→ **PROBLEM**: Find the word "NaHCO" in the records below. List each line containing it.

[Lines of data]
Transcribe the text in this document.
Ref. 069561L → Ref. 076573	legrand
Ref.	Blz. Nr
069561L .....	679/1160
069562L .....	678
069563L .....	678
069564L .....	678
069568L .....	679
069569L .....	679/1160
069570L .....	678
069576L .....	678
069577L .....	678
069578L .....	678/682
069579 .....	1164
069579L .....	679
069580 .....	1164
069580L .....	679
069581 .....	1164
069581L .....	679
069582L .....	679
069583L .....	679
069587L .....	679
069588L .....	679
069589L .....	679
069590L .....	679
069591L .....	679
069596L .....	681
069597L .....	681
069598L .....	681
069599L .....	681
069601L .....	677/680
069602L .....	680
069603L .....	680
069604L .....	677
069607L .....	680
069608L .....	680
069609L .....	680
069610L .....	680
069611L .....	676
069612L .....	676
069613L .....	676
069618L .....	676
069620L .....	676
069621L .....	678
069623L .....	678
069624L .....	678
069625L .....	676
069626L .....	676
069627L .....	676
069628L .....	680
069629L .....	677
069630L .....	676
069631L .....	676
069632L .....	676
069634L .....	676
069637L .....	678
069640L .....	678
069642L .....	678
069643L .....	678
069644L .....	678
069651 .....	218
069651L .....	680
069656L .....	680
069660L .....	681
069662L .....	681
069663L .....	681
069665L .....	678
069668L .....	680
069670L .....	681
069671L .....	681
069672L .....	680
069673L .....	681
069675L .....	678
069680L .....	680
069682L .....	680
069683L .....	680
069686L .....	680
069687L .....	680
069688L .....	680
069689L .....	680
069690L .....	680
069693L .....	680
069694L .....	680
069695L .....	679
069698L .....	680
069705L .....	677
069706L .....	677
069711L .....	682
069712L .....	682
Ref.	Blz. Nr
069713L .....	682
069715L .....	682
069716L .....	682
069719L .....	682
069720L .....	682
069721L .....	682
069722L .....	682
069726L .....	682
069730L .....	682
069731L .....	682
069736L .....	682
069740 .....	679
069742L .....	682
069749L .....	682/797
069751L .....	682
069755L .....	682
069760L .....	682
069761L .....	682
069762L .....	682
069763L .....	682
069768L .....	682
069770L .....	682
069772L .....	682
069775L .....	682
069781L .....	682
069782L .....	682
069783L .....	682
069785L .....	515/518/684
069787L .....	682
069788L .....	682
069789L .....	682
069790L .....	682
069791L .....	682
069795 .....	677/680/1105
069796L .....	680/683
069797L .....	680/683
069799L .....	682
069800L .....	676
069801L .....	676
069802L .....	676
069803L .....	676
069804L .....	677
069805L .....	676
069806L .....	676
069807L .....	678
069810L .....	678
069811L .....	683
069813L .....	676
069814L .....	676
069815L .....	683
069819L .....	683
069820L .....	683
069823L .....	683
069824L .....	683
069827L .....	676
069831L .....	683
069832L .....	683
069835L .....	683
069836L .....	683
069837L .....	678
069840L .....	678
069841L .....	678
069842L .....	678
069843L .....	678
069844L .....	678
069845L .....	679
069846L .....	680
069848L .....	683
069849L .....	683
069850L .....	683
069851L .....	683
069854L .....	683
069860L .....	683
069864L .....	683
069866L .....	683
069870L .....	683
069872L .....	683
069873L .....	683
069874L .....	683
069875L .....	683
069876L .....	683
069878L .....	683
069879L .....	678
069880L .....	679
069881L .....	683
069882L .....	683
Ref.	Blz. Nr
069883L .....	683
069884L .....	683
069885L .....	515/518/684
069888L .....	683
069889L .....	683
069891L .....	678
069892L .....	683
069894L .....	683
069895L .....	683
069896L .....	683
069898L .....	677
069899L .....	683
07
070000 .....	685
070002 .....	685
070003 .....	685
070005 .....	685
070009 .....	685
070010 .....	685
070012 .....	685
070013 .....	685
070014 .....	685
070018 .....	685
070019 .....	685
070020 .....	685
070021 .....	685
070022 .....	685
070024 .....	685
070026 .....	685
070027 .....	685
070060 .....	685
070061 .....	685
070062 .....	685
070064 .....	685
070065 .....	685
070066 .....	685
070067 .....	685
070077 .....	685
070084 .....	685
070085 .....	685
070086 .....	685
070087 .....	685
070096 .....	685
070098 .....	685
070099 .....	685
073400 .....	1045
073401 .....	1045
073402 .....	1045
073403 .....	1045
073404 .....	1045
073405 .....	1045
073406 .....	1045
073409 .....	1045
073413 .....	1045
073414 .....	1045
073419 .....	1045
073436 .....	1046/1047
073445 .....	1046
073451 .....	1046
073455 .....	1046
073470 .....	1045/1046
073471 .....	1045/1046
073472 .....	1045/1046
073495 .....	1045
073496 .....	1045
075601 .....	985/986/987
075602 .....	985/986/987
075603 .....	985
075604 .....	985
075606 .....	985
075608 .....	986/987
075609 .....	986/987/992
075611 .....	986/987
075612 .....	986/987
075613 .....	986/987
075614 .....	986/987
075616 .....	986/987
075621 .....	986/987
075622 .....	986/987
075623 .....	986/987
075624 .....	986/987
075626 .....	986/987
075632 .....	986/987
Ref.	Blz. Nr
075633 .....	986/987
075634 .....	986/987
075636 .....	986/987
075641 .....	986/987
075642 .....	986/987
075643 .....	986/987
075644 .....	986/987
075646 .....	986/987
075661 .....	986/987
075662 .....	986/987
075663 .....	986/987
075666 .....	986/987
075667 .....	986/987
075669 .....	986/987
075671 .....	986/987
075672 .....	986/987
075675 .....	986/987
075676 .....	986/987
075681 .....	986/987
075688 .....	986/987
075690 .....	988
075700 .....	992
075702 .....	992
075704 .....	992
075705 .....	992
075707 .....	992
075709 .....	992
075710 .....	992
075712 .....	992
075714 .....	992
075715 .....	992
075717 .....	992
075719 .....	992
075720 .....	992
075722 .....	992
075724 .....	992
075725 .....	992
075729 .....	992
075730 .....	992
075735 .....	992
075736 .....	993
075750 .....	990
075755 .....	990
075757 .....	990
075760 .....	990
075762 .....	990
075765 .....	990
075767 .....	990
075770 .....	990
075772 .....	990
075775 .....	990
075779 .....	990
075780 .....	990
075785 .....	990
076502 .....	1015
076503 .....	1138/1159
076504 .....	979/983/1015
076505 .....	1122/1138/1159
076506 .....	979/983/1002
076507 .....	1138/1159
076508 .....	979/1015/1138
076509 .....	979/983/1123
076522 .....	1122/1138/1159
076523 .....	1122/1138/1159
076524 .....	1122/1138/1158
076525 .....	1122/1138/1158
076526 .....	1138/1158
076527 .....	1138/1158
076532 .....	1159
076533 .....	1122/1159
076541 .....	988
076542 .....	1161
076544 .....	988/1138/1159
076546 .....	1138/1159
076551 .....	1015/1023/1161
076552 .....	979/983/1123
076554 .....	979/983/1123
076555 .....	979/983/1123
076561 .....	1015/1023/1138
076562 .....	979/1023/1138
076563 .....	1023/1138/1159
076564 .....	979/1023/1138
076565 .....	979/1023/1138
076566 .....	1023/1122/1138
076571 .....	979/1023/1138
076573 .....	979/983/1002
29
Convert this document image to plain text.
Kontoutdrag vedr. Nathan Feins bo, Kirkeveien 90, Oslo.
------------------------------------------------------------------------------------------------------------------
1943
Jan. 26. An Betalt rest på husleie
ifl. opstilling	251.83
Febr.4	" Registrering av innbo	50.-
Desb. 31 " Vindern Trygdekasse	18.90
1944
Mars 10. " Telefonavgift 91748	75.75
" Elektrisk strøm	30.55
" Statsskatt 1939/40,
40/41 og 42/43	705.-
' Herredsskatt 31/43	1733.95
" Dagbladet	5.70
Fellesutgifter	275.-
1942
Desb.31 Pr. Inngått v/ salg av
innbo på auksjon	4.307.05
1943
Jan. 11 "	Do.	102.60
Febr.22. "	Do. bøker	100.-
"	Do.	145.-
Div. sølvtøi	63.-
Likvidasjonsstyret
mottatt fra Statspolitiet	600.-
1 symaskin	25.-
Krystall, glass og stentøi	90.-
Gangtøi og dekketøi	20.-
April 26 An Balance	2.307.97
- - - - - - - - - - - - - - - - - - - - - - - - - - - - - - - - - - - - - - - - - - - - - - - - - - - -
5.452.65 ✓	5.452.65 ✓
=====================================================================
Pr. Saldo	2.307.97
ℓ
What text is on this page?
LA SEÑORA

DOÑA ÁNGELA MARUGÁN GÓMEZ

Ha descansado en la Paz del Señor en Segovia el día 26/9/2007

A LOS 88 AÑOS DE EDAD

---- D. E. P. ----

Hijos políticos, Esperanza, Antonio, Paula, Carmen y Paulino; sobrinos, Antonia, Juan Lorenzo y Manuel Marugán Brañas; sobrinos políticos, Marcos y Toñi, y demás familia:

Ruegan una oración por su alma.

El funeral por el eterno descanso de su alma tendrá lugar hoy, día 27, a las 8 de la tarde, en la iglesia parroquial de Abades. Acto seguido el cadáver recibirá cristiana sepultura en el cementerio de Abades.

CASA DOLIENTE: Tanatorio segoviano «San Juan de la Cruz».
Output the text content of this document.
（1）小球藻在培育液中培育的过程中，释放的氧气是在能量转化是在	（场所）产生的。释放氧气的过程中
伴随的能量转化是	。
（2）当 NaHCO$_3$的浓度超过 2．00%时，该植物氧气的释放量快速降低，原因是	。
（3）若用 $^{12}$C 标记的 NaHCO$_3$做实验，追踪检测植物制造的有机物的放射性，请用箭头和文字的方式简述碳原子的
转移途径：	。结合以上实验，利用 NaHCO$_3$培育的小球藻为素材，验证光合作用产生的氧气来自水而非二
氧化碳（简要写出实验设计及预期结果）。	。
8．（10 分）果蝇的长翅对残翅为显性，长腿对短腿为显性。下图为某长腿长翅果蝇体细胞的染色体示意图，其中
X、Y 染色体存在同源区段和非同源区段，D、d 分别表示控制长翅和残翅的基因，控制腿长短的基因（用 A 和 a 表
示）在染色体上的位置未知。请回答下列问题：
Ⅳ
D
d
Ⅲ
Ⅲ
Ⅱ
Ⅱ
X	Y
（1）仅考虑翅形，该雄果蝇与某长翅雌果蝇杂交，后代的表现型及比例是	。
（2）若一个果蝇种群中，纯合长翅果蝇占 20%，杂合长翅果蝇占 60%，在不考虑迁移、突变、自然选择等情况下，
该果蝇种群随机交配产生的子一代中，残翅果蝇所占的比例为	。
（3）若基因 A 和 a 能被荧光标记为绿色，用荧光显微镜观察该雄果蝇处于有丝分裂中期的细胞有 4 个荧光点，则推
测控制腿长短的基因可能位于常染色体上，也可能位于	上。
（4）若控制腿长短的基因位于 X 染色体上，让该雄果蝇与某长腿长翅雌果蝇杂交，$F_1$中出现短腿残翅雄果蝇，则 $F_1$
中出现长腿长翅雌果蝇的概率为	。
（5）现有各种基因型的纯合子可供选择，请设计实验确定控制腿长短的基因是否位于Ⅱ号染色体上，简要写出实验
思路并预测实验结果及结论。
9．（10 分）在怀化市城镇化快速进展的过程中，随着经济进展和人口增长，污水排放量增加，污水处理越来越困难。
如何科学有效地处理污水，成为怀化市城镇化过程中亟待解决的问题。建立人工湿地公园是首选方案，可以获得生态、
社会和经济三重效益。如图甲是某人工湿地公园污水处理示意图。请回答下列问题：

→ **OUTPUT OF THE EXERCISE**:
（2）当 NaHCO$_3$的浓度超过 2．00%时，该植物氧气的释放量快速降低，原因是	。
（3）若用 $^{12}$C 标记的 NaHCO$_3$做实验，追踪检测植物制造的有机物的放射性，请用箭头和文字的方式简述碳原子的
转移途径：	。结合以上实验，利用 NaHCO$_3$培育的小球藻为素材，验证光合作用产生的氧气来自水而非二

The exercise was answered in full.